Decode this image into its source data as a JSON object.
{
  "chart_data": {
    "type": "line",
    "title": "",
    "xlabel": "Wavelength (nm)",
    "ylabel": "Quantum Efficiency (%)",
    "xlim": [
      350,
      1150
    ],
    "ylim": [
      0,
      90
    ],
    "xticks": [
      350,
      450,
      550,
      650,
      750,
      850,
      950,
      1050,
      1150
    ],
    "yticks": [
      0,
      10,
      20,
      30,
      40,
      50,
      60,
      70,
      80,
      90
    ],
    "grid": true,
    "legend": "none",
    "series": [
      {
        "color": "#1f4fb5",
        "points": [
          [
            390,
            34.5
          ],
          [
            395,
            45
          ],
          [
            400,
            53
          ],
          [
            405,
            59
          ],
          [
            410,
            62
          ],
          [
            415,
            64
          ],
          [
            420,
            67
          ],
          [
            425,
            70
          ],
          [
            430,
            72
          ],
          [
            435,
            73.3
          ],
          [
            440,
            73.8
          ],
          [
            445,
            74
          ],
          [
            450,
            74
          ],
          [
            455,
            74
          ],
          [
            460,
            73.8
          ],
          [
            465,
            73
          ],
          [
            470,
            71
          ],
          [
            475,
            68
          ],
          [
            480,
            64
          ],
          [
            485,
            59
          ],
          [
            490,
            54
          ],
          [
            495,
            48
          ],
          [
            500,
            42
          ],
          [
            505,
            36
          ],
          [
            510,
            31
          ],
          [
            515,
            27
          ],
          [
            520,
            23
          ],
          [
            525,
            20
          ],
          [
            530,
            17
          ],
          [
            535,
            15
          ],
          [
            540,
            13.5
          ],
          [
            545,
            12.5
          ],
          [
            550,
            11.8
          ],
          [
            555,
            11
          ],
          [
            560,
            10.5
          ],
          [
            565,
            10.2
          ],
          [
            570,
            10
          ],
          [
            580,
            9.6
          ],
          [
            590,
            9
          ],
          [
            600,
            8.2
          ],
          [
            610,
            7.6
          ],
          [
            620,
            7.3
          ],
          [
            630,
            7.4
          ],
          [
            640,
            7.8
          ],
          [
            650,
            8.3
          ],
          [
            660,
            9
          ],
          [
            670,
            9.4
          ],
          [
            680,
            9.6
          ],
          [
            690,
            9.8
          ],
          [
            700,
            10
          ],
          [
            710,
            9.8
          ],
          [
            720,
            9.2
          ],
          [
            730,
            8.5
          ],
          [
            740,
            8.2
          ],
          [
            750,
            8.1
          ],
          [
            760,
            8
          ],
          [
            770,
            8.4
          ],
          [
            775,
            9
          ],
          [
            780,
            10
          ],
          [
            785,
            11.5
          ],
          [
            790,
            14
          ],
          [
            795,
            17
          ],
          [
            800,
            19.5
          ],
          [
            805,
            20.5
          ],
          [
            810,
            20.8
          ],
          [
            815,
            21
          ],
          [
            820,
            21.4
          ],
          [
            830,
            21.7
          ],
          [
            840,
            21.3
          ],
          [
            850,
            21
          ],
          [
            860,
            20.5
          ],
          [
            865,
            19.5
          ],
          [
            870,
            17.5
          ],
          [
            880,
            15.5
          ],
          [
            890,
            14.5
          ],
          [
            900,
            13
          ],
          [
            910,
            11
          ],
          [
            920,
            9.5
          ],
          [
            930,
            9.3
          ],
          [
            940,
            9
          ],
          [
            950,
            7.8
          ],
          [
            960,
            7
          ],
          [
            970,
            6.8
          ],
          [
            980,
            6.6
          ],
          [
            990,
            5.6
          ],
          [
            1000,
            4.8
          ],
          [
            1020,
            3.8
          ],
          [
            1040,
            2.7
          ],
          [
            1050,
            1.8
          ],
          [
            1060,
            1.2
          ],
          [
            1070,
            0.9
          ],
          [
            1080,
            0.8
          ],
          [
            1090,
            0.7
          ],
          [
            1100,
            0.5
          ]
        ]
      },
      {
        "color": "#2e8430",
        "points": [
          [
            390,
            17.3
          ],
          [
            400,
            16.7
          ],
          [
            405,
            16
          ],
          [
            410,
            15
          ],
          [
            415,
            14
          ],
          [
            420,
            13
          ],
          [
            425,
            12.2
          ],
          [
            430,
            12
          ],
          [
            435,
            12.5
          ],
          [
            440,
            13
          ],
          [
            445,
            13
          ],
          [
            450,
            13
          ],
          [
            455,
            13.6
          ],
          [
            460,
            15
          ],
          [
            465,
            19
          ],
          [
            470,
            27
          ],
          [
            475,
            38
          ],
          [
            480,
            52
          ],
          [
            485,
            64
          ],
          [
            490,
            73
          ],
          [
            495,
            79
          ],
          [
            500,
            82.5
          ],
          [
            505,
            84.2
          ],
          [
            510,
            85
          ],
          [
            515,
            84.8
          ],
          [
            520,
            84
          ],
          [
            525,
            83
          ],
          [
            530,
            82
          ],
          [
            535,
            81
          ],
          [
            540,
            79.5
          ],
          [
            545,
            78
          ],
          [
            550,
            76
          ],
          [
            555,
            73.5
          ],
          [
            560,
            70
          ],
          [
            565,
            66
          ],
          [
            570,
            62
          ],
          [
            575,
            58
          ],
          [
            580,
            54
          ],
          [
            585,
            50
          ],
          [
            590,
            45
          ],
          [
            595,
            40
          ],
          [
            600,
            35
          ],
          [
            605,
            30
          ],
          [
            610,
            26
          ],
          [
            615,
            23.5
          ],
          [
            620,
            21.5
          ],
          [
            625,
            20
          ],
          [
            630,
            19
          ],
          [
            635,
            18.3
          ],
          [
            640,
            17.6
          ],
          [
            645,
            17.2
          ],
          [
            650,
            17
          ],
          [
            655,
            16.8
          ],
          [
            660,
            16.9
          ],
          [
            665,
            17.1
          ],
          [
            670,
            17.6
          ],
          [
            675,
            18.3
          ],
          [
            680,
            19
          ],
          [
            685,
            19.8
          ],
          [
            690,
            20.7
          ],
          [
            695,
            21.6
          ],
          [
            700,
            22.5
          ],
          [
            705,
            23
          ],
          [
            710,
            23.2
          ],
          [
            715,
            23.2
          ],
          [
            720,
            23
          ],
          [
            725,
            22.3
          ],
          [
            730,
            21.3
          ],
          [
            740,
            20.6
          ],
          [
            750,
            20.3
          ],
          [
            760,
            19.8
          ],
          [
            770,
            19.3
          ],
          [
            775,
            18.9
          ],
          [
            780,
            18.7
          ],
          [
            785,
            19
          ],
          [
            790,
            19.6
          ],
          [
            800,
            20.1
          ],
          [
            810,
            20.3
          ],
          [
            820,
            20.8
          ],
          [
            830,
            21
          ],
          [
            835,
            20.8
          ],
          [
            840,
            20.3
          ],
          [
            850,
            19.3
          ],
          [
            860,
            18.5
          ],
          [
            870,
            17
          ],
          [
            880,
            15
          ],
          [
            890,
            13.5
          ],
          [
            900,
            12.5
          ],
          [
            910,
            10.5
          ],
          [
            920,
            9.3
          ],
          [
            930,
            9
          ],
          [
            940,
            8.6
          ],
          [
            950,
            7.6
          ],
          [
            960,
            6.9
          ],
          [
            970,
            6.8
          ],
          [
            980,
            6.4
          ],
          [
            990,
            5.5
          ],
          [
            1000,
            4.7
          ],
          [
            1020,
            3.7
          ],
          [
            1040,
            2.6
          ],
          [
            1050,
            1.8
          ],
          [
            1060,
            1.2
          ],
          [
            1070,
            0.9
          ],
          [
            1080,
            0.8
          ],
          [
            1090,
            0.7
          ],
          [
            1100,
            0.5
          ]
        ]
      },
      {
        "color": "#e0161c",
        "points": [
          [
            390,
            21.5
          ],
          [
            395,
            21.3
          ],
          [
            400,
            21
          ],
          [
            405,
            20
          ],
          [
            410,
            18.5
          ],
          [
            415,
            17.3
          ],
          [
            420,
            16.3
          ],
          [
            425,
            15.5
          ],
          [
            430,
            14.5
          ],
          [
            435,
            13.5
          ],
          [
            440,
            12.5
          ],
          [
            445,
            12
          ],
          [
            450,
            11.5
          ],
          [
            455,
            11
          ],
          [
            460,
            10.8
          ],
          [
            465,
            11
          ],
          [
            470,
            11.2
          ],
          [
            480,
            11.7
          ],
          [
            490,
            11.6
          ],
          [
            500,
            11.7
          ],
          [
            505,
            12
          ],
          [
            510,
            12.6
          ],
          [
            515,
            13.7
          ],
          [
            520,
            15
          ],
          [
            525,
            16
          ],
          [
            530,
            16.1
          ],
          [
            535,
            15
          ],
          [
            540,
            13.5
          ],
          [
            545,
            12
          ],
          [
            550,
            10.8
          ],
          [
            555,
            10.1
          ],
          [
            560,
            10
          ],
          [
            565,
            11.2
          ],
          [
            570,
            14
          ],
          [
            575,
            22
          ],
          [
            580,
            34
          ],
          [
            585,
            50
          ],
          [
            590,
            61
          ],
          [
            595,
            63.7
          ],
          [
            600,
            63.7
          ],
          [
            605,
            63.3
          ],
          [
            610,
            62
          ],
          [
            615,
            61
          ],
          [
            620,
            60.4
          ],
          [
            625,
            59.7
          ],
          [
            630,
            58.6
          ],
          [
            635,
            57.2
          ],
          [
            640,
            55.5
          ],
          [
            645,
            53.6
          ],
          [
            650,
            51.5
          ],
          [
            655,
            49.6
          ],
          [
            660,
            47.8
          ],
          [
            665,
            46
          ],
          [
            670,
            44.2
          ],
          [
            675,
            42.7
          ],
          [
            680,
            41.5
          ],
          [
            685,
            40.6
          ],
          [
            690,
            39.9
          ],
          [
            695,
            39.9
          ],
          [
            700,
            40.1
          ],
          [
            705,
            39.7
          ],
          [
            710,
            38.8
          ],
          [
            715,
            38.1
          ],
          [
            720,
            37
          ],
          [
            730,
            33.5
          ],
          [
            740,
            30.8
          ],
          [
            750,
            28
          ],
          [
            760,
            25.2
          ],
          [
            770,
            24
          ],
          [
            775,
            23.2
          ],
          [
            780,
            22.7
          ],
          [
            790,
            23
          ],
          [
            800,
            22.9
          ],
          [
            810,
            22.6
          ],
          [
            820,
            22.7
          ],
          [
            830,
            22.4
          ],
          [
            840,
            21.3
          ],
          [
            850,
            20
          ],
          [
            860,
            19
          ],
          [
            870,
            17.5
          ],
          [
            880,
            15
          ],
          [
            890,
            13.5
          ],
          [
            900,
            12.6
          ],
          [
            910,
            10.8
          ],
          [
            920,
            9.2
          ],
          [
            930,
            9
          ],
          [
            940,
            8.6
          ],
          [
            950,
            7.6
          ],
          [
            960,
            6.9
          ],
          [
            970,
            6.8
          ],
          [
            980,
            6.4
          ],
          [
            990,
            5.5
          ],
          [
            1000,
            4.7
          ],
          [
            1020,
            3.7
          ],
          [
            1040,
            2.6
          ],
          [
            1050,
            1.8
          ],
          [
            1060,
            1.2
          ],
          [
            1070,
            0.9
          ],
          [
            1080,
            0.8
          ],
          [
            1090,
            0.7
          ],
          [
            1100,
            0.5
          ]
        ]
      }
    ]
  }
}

REQUIRED WORK: Using the listing above, list every line in which the string "color" occurs.

ANSWER FOR THE TASK:
        "color": "#1f4fb5",
        "color": "#2e8430",
        "color": "#e0161c",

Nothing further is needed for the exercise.